— START MATERIAL PROVIDED —

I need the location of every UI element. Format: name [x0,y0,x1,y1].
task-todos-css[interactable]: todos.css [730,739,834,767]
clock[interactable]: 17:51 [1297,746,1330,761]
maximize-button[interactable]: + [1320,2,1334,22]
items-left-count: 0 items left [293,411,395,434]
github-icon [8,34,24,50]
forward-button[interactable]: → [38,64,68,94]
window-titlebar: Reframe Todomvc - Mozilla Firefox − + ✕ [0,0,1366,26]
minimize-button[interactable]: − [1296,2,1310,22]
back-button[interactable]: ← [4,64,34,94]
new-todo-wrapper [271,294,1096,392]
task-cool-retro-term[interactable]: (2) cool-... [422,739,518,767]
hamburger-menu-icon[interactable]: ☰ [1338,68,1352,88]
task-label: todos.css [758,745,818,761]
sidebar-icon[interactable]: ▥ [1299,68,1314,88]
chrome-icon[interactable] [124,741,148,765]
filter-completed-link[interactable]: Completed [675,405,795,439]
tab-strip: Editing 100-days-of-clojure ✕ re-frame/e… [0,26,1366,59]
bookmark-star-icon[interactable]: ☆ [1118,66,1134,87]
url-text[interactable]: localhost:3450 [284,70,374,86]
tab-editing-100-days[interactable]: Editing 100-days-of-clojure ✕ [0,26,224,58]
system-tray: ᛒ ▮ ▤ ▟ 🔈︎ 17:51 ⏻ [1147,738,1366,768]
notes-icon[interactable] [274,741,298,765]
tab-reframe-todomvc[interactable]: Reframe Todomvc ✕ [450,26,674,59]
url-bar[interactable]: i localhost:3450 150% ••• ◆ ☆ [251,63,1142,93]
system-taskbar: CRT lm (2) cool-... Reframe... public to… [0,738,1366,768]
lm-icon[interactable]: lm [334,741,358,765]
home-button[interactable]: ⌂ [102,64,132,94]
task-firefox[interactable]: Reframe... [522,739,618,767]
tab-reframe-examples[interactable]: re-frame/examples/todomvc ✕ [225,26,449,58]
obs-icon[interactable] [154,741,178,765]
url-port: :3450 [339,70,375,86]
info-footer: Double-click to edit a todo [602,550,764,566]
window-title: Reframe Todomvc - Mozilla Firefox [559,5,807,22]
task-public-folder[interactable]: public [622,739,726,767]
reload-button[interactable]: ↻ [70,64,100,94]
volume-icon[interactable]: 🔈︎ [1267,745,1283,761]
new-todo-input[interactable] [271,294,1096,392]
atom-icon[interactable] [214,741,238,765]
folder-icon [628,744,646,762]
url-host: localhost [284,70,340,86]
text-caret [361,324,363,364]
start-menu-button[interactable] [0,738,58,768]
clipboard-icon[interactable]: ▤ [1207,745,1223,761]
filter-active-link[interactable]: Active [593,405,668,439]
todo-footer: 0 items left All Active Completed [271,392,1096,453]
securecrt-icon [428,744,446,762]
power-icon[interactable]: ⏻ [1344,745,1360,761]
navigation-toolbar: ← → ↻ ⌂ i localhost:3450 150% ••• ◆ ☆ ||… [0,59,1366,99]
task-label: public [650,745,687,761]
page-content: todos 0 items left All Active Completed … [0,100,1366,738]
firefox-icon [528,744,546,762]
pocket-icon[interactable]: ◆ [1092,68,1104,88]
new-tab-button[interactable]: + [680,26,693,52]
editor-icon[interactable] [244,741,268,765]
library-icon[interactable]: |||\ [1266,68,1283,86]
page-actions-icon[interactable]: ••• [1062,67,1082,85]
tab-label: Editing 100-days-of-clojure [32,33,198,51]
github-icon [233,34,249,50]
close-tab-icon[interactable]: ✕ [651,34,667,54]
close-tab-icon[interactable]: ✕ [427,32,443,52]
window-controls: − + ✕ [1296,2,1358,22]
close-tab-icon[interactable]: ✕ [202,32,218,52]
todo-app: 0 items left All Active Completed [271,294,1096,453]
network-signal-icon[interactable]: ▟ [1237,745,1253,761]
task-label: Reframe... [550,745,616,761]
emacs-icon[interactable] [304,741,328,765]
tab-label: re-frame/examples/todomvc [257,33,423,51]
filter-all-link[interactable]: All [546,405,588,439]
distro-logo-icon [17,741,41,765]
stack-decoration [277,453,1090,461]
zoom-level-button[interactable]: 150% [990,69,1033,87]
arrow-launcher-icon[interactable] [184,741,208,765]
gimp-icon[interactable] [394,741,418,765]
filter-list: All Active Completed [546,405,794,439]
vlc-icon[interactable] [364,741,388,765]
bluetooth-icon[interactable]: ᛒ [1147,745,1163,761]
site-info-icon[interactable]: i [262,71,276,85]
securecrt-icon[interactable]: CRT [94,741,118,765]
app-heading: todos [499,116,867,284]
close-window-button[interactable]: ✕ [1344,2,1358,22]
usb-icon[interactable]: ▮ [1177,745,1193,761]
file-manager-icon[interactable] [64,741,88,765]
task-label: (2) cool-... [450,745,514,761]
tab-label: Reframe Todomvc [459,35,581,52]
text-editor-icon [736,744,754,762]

— END MATERIAL PROVIDED —

*WHAT THE EXERCISE ASKS*
Edit the items above by replacing every "interactable" with "clickable", changing nothing else, and write out all the lines again.

*WRITTEN RESPONSE*
I need the location of every UI element. Format: name [x0,y0,x1,y1].
task-todos-css[clickable]: todos.css [730,739,834,767]
clock[clickable]: 17:51 [1297,746,1330,761]
maximize-button[clickable]: + [1320,2,1334,22]
items-left-count: 0 items left [293,411,395,434]
github-icon [8,34,24,50]
forward-button[clickable]: → [38,64,68,94]
window-titlebar: Reframe Todomvc - Mozilla Firefox − + ✕ [0,0,1366,26]
minimize-button[clickable]: − [1296,2,1310,22]
back-button[clickable]: ← [4,64,34,94]
new-todo-wrapper [271,294,1096,392]
task-cool-retro-term[clickable]: (2) cool-... [422,739,518,767]
hamburger-menu-icon[clickable]: ☰ [1338,68,1352,88]
task-label: todos.css [758,745,818,761]
sidebar-icon[clickable]: ▥ [1299,68,1314,88]
chrome-icon[clickable] [124,741,148,765]
filter-completed-link[clickable]: Completed [675,405,795,439]
tab-strip: Editing 100-days-of-clojure ✕ re-frame/e… [0,26,1366,59]
bookmark-star-icon[clickable]: ☆ [1118,66,1134,87]
url-text[clickable]: localhost:3450 [284,70,374,86]
tab-editing-100-days[clickable]: Editing 100-days-of-clojure ✕ [0,26,224,58]
system-tray: ᛒ ▮ ▤ ▟ 🔈︎ 17:51 ⏻ [1147,738,1366,768]
notes-icon[clickable] [274,741,298,765]
tab-reframe-todomvc[clickable]: Reframe Todomvc ✕ [450,26,674,59]
url-bar[clickable]: i localhost:3450 150% ••• ◆ ☆ [251,63,1142,93]
system-taskbar: CRT lm (2) cool-... Reframe... public to… [0,738,1366,768]
lm-icon[clickable]: lm [334,741,358,765]
home-button[clickable]: ⌂ [102,64,132,94]
task-firefox[clickable]: Reframe... [522,739,618,767]
tab-reframe-examples[clickable]: re-frame/examples/todomvc ✕ [225,26,449,58]
obs-icon[clickable] [154,741,178,765]
url-port: :3450 [339,70,375,86]
info-footer: Double-click to edit a todo [602,550,764,566]
window-title: Reframe Todomvc - Mozilla Firefox [559,5,807,22]
task-public-folder[clickable]: public [622,739,726,767]
reload-button[clickable]: ↻ [70,64,100,94]
volume-icon[clickable]: 🔈︎ [1267,745,1283,761]
new-todo-input[clickable] [271,294,1096,392]
atom-icon[clickable] [214,741,238,765]
folder-icon [628,744,646,762]
url-host: localhost [284,70,340,86]
text-caret [361,324,363,364]
start-menu-button[clickable] [0,738,58,768]
clipboard-icon[clickable]: ▤ [1207,745,1223,761]
filter-active-link[clickable]: Active [593,405,668,439]
todo-footer: 0 items left All Active Completed [271,392,1096,453]
securecrt-icon [428,744,446,762]
power-icon[clickable]: ⏻ [1344,745,1360,761]
navigation-toolbar: ← → ↻ ⌂ i localhost:3450 150% ••• ◆ ☆ ||… [0,59,1366,99]
task-label: public [650,745,687,761]
page-content: todos 0 items left All Active Completed … [0,100,1366,738]
firefox-icon [528,744,546,762]
pocket-icon[clickable]: ◆ [1092,68,1104,88]
new-tab-button[clickable]: + [680,26,693,52]
editor-icon[clickable] [244,741,268,765]
library-icon[clickable]: |||\ [1266,68,1283,86]
page-actions-icon[clickable]: ••• [1062,67,1082,85]
tab-label: Editing 100-days-of-clojure [32,33,198,51]
github-icon [233,34,249,50]
close-tab-icon[clickable]: ✕ [651,34,667,54]
close-tab-icon[clickable]: ✕ [427,32,443,52]
window-controls: − + ✕ [1296,2,1358,22]
close-tab-icon[clickable]: ✕ [202,32,218,52]
todo-app: 0 items left All Active Completed [271,294,1096,453]
network-signal-icon[clickable]: ▟ [1237,745,1253,761]
task-label: Reframe... [550,745,616,761]
emacs-icon[clickable] [304,741,328,765]
tab-label: re-frame/examples/todomvc [257,33,423,51]
filter-all-link[clickable]: All [546,405,588,439]
distro-logo-icon [17,741,41,765]
stack-decoration [277,453,1090,461]
zoom-level-button[clickable]: 150% [990,69,1033,87]
arrow-launcher-icon[clickable] [184,741,208,765]
gimp-icon[clickable] [394,741,418,765]
filter-list: All Active Completed [546,405,794,439]
vlc-icon[clickable] [364,741,388,765]
bluetooth-icon[clickable]: ᛒ [1147,745,1163,761]
site-info-icon[clickable]: i [262,71,276,85]
securecrt-icon[clickable]: CRT [94,741,118,765]
app-heading: todos [499,116,867,284]
close-window-button[clickable]: ✕ [1344,2,1358,22]
usb-icon[clickable]: ▮ [1177,745,1193,761]
file-manager-icon[clickable] [64,741,88,765]
task-label: (2) cool-... [450,745,514,761]
tab-label: Reframe Todomvc [459,35,581,52]
text-editor-icon [736,744,754,762]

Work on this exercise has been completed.